▸ EXERCISE TASK
Every line of the data must be copied exactly.

══════

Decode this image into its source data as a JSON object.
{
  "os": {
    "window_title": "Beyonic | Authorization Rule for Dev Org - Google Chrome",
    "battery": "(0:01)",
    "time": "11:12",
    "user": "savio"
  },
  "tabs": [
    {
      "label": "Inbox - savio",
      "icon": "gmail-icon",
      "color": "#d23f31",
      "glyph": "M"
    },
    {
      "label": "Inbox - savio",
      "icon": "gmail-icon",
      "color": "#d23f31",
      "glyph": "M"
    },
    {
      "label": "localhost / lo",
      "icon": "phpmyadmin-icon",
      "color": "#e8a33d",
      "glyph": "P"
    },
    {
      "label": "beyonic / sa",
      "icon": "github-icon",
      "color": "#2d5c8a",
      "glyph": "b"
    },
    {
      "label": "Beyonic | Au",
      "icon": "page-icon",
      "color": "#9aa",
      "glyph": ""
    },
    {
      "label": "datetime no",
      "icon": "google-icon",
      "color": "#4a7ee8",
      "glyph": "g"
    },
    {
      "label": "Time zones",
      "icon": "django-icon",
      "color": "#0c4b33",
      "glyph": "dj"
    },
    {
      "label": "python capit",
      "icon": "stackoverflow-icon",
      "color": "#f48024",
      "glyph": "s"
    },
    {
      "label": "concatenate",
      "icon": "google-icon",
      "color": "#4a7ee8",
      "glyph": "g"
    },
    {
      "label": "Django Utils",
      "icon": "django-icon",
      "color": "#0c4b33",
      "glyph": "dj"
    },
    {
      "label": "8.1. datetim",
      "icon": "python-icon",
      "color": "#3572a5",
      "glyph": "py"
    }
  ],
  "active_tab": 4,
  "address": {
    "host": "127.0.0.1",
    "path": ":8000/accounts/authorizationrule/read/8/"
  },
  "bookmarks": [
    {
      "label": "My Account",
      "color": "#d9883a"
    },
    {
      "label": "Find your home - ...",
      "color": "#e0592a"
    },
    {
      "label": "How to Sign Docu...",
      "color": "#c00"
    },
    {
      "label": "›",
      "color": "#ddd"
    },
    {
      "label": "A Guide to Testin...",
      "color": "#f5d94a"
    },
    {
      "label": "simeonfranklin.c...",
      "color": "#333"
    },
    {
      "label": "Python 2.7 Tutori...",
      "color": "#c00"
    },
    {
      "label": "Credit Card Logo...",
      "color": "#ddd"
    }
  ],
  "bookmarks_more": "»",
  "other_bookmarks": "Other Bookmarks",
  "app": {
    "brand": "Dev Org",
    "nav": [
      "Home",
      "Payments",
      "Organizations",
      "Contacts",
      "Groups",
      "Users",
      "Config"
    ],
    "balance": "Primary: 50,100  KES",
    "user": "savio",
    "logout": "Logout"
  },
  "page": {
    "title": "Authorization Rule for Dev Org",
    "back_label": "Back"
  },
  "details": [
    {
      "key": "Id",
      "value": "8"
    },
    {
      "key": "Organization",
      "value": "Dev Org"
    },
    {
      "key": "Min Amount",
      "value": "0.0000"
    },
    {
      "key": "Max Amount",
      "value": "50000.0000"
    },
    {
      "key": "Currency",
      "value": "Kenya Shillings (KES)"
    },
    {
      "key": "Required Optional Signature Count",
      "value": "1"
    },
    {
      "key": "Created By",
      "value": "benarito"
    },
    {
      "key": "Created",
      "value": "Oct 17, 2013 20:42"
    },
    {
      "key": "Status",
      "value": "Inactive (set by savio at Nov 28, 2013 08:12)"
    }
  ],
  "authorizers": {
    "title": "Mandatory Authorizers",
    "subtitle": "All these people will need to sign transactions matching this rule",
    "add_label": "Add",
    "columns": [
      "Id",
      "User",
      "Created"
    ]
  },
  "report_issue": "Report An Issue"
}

══════

▸ RESULT FOR THIS EXERCISE
Decode this image into its source data as a JSON object.
{
  "os": {
    "window_title": "Beyonic | Authorization Rule for Dev Org - Google Chrome",
    "battery": "(0:01)",
    "time": "11:12",
    "user": "savio"
  },
  "tabs": [
    {
      "label": "Inbox - savio",
      "icon": "gmail-icon",
      "color": "#d23f31",
      "glyph": "M"
    },
    {
      "label": "Inbox - savio",
      "icon": "gmail-icon",
      "color": "#d23f31",
      "glyph": "M"
    },
    {
      "label": "localhost / lo",
      "icon": "phpmyadmin-icon",
      "color": "#e8a33d",
      "glyph": "P"
    },
    {
      "label": "beyonic / sa",
      "icon": "github-icon",
      "color": "#2d5c8a",
      "glyph": "b"
    },
    {
      "label": "Beyonic | Au",
      "icon": "page-icon",
      "color": "#9aa",
      "glyph": ""
    },
    {
      "label": "datetime no",
      "icon": "google-icon",
      "color": "#4a7ee8",
      "glyph": "g"
    },
    {
      "label": "Time zones",
      "icon": "django-icon",
      "color": "#0c4b33",
      "glyph": "dj"
    },
    {
      "label": "python capit",
      "icon": "stackoverflow-icon",
      "color": "#f48024",
      "glyph": "s"
    },
    {
      "label": "concatenate",
      "icon": "google-icon",
      "color": "#4a7ee8",
      "glyph": "g"
    },
    {
      "label": "Django Utils",
      "icon": "django-icon",
      "color": "#0c4b33",
      "glyph": "dj"
    },
    {
      "label": "8.1. datetim",
      "icon": "python-icon",
      "color": "#3572a5",
      "glyph": "py"
    }
  ],
  "active_tab": 4,
  "address": {
    "host": "127.0.0.1",
    "path": ":8000/accounts/authorizationrule/read/8/"
  },
  "bookmarks": [
    {
      "label": "My Account",
      "color": "#d9883a"
    },
    {
      "label": "Find your home - ...",
      "color": "#e0592a"
    },
    {
      "label": "How to Sign Docu...",
      "color": "#c00"
    },
    {
      "label": "›",
      "color": "#ddd"
    },
    {
      "label": "A Guide to Testin...",
      "color": "#f5d94a"
    },
    {
      "label": "simeonfranklin.c...",
      "color": "#333"
    },
    {
      "label": "Python 2.7 Tutori...",
      "color": "#c00"
    },
    {
      "label": "Credit Card Logo...",
      "color": "#ddd"
    }
  ],
  "bookmarks_more": "»",
  "other_bookmarks": "Other Bookmarks",
  "app": {
    "brand": "Dev Org",
    "nav": [
      "Home",
      "Payments",
      "Organizations",
      "Contacts",
      "Groups",
      "Users",
      "Config"
    ],
    "balance": "Primary: 50,100  KES",
    "user": "savio",
    "logout": "Logout"
  },
  "page": {
    "title": "Authorization Rule for Dev Org",
    "back_label": "Back"
  },
  "details": [
    {
      "key": "Id",
      "value": "8"
    },
    {
      "key": "Organization",
      "value": "Dev Org"
    },
    {
      "key": "Min Amount",
      "value": "0.0000"
    },
    {
      "key": "Max Amount",
      "value": "50000.0000"
    },
    {
      "key": "Currency",
      "value": "Kenya Shillings (KES)"
    },
    {
      "key": "Required Optional Signature Count",
      "value": "1"
    },
    {
      "key": "Created By",
      "value": "benarito"
    },
    {
      "key": "Created",
      "value": "Oct 17, 2013 20:42"
    },
    {
      "key": "Status",
      "value": "Inactive (set by savio at Nov 28, 2013 08:12)"
    }
  ],
  "authorizers": {
    "title": "Mandatory Authorizers",
    "subtitle": "All these people will need to sign transactions matching this rule",
    "add_label": "Add",
    "columns": [
      "Id",
      "User",
      "Created"
    ]
  },
  "report_issue": "Report An Issue"
}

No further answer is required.